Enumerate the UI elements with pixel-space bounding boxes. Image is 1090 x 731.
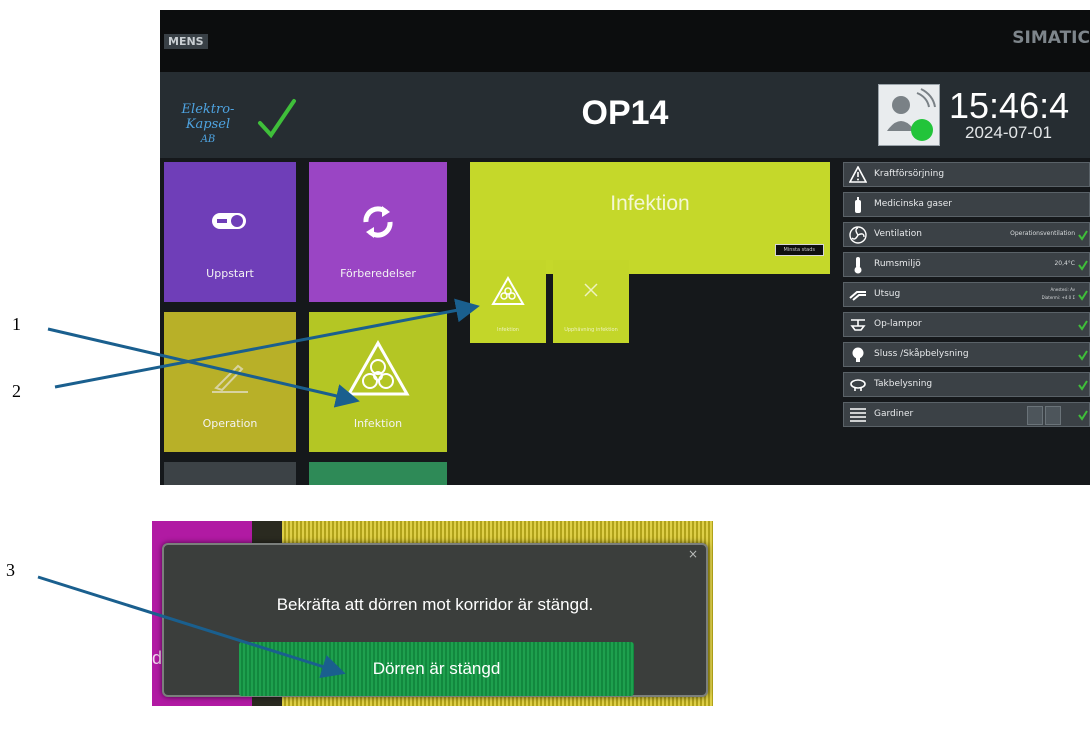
ok-check-icon	[1078, 320, 1088, 331]
close-icon	[584, 283, 598, 297]
tile-infektion[interactable]: Infektion	[309, 312, 447, 452]
biohazard-icon	[491, 276, 525, 305]
tile-label: Upphävning infektion	[564, 327, 618, 333]
status-row-medicinska-gaser[interactable]: Medicinska gaser	[843, 192, 1090, 217]
hmi-screenshot: MENS SIMATIC Elektro-Kapsel AB OP14 15:4…	[160, 10, 1090, 485]
user-icon	[887, 88, 936, 141]
ok-check-icon	[1078, 350, 1088, 361]
status-row-op-lampor[interactable]: Op-lampor	[843, 312, 1090, 337]
tile-label: Operation	[202, 417, 258, 430]
infection-activate-button[interactable]: Infektion	[470, 260, 546, 343]
tile-partial[interactable]	[164, 462, 296, 485]
status-label: Rumsmiljö	[874, 259, 921, 269]
status-label: Takbelysning	[874, 379, 933, 389]
infection-mode-button[interactable]: Infektion Minsta stads	[470, 162, 830, 274]
status-label: Gardiner	[874, 409, 914, 419]
toggle-switch-icon	[212, 213, 246, 229]
status-row-kraftforsorjning[interactable]: Kraftförsörjning	[843, 162, 1090, 187]
status-label: Kraftförsörjning	[874, 169, 945, 179]
status-value: Operationsventilation	[1010, 230, 1075, 237]
status-value-line: Anestesi: Av	[1050, 287, 1075, 292]
tile-operation[interactable]: Operation	[164, 312, 296, 452]
status-label: Op-lampor	[874, 319, 922, 329]
monitor-bezel: MENS SIMATIC	[160, 10, 1090, 72]
warning-icon	[849, 166, 867, 183]
curtain-button[interactable]	[1027, 406, 1043, 425]
status-value: 20,4°C	[1054, 260, 1075, 267]
callout-number: 3	[6, 560, 15, 580]
status-label: Utsug	[874, 289, 901, 299]
user-login-button[interactable]	[878, 84, 940, 146]
close-icon[interactable]: ×	[688, 547, 698, 561]
infection-cancel-button[interactable]: Upphävning infektion	[553, 260, 629, 343]
status-row-rumsmiljo[interactable]: Rumsmiljö 20,4°C	[843, 252, 1090, 277]
ok-check-icon	[1078, 410, 1088, 421]
tile-label: Infektion	[497, 327, 519, 333]
clock-time: 15:46:4	[949, 85, 1070, 126]
infection-title: Infektion	[610, 192, 690, 215]
status-row-ventilation[interactable]: Ventilation Operationsventilation	[843, 222, 1090, 247]
partial-text: d	[152, 648, 163, 668]
exhaust-icon	[849, 291, 866, 301]
tile-partial[interactable]	[309, 462, 447, 485]
fan-icon	[849, 226, 867, 244]
tile-label: Infektion	[353, 417, 403, 430]
callout-number: 1	[12, 314, 21, 334]
status-label: Sluss /Skåpbelysning	[874, 349, 969, 359]
status-row-gardiner[interactable]: Gardiner	[843, 402, 1090, 427]
door-closed-confirm-button[interactable]: Dörren är stängd	[239, 642, 634, 696]
confirm-dialog: × Bekräfta att dörren mot korridor är st…	[162, 543, 708, 697]
ok-check-icon	[1078, 290, 1088, 301]
refresh-icon	[363, 206, 393, 238]
ok-check-icon	[1078, 260, 1088, 271]
surgical-lamp-icon	[850, 319, 866, 331]
dialog-screenshot: d × Bekräfta att dörren mot korridor är …	[152, 521, 713, 706]
callout-number: 2	[12, 381, 21, 401]
lightbulb-icon	[852, 347, 864, 362]
status-row-sluss-skapbelysning[interactable]: Sluss /Skåpbelysning	[843, 342, 1090, 367]
clock-date: 2024-07-01	[965, 123, 1052, 142]
blinds-icon	[850, 408, 866, 422]
product-label: SIMATIC	[1012, 28, 1090, 48]
status-value: Anestesi: Av Diatermi: +4 0 Σ	[1042, 286, 1075, 302]
status-row-utsug[interactable]: Utsug Anestesi: Av Diatermi: +4 0 Σ	[843, 282, 1090, 307]
logo-subtext: AB	[200, 134, 216, 145]
biohazard-icon	[346, 340, 410, 396]
status-badge: Minsta stads	[774, 244, 824, 256]
brand-label: MENS	[164, 34, 208, 49]
tile-uppstart[interactable]: Uppstart	[164, 162, 296, 302]
header-bar: Elektro-Kapsel AB OP14 15:46:4 2024-07-0…	[160, 72, 1090, 158]
dialog-message: Bekräfta att dörren mot korridor är stän…	[276, 595, 594, 614]
ok-check-icon	[1078, 230, 1088, 241]
scalpel-icon	[212, 364, 248, 393]
gas-cylinder-icon	[855, 197, 861, 213]
status-label: Ventilation	[874, 229, 922, 239]
tile-label: Förberedelser	[340, 267, 416, 280]
tile-label: Uppstart	[206, 267, 254, 280]
status-label: Medicinska gaser	[874, 199, 952, 209]
ceiling-light-icon	[850, 379, 866, 391]
status-value-line: Diatermi: +4 0 Σ	[1041, 295, 1075, 300]
ok-check-icon	[1078, 380, 1088, 391]
status-row-takbelysning[interactable]: Takbelysning	[843, 372, 1090, 397]
curtain-button[interactable]	[1045, 406, 1061, 425]
tile-forberedelser[interactable]: Förberedelser	[309, 162, 447, 302]
thermometer-icon	[854, 257, 862, 274]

**Requirement**:
Can you quote the material above line for line, with no changes, and leave out the image?

**Task response**:
Enumerate the UI elements with pixel-space bounding boxes. Image is 1090 x 731.
ok-check-icon	[1078, 320, 1088, 331]
close-icon	[584, 283, 598, 297]
tile-infektion[interactable]: Infektion	[309, 312, 447, 452]
biohazard-icon	[491, 276, 525, 305]
tile-label: Upphävning infektion	[564, 327, 618, 333]
status-row-medicinska-gaser[interactable]: Medicinska gaser	[843, 192, 1090, 217]
hmi-screenshot: MENS SIMATIC Elektro-Kapsel AB OP14 15:4…	[160, 10, 1090, 485]
user-icon	[887, 88, 936, 141]
ok-check-icon	[1078, 350, 1088, 361]
status-row-op-lampor[interactable]: Op-lampor	[843, 312, 1090, 337]
tile-label: Operation	[202, 417, 258, 430]
infection-activate-button[interactable]: Infektion	[470, 260, 546, 343]
tile-partial[interactable]	[164, 462, 296, 485]
status-label: Rumsmiljö	[874, 259, 921, 269]
status-label: Takbelysning	[874, 379, 933, 389]
infection-mode-button[interactable]: Infektion Minsta stads	[470, 162, 830, 274]
status-label: Gardiner	[874, 409, 914, 419]
toggle-switch-icon	[212, 213, 246, 229]
status-row-kraftforsorjning[interactable]: Kraftförsörjning	[843, 162, 1090, 187]
status-label: Kraftförsörjning	[874, 169, 945, 179]
status-value: Operationsventilation	[1010, 230, 1075, 237]
status-value-line: Anestesi: Av	[1050, 287, 1075, 292]
tile-operation[interactable]: Operation	[164, 312, 296, 452]
status-label: Op-lampor	[874, 319, 922, 329]
monitor-bezel: MENS SIMATIC	[160, 10, 1090, 72]
warning-icon	[849, 166, 867, 183]
curtain-button[interactable]	[1027, 406, 1043, 425]
status-value: 20,4°C	[1054, 260, 1075, 267]
callout-number: 3	[6, 560, 15, 580]
status-label: Utsug	[874, 289, 901, 299]
user-login-button[interactable]	[878, 84, 940, 146]
close-icon[interactable]: ×	[688, 547, 698, 561]
infection-cancel-button[interactable]: Upphävning infektion	[553, 260, 629, 343]
status-row-rumsmiljo[interactable]: Rumsmiljö 20,4°C	[843, 252, 1090, 277]
ok-check-icon	[1078, 410, 1088, 421]
tile-label: Infektion	[497, 327, 519, 333]
clock-time: 15:46:4	[949, 85, 1070, 126]
infection-title: Infektion	[610, 192, 690, 215]
status-row-ventilation[interactable]: Ventilation Operationsventilation	[843, 222, 1090, 247]
partial-text: d	[152, 648, 163, 668]
exhaust-icon	[849, 291, 866, 301]
tile-partial[interactable]	[309, 462, 447, 485]
fan-icon	[849, 226, 867, 244]
tile-label: Infektion	[353, 417, 403, 430]
callout-number: 1	[12, 314, 21, 334]
status-label: Sluss /Skåpbelysning	[874, 349, 969, 359]
status-row-gardiner[interactable]: Gardiner	[843, 402, 1090, 427]
door-closed-confirm-button[interactable]: Dörren är stängd	[239, 642, 634, 696]
confirm-dialog: × Bekräfta att dörren mot korridor är st…	[162, 543, 708, 697]
ok-check-icon	[1078, 290, 1088, 301]
refresh-icon	[363, 206, 393, 238]
ok-check-icon	[1078, 260, 1088, 271]
surgical-lamp-icon	[850, 319, 866, 331]
dialog-screenshot: d × Bekräfta att dörren mot korridor är …	[152, 521, 713, 706]
callout-number: 2	[12, 381, 21, 401]
lightbulb-icon	[852, 347, 864, 362]
status-row-sluss-skapbelysning[interactable]: Sluss /Skåpbelysning	[843, 342, 1090, 367]
clock-date: 2024-07-01	[965, 123, 1052, 142]
blinds-icon	[850, 408, 866, 422]
product-label: SIMATIC	[1012, 28, 1090, 48]
status-value: Anestesi: Av Diatermi: +4 0 Σ	[1042, 286, 1075, 302]
status-row-utsug[interactable]: Utsug Anestesi: Av Diatermi: +4 0 Σ	[843, 282, 1090, 307]
logo-subtext: AB	[200, 134, 216, 145]
biohazard-icon	[346, 340, 410, 396]
status-badge: Minsta stads	[774, 244, 824, 256]
brand-label: MENS	[164, 34, 208, 49]
tile-uppstart[interactable]: Uppstart	[164, 162, 296, 302]
header-bar: Elektro-Kapsel AB OP14 15:46:4 2024-07-0…	[160, 72, 1090, 158]
dialog-message: Bekräfta att dörren mot korridor är stän…	[276, 595, 594, 614]
ok-check-icon	[1078, 230, 1088, 241]
scalpel-icon	[212, 364, 248, 393]
gas-cylinder-icon	[855, 197, 861, 213]
status-label: Ventilation	[874, 229, 922, 239]
tile-label: Förberedelser	[340, 267, 416, 280]
tile-label: Uppstart	[206, 267, 254, 280]
status-label: Medicinska gaser	[874, 199, 952, 209]
ceiling-light-icon	[850, 379, 866, 391]
status-value-line: Diatermi: +4 0 Σ	[1041, 295, 1075, 300]
ok-check-icon	[1078, 380, 1088, 391]
status-row-takbelysning[interactable]: Takbelysning	[843, 372, 1090, 397]
curtain-button[interactable]	[1045, 406, 1061, 425]
tile-forberedelser[interactable]: Förberedelser	[309, 162, 447, 302]
thermometer-icon	[854, 257, 862, 274]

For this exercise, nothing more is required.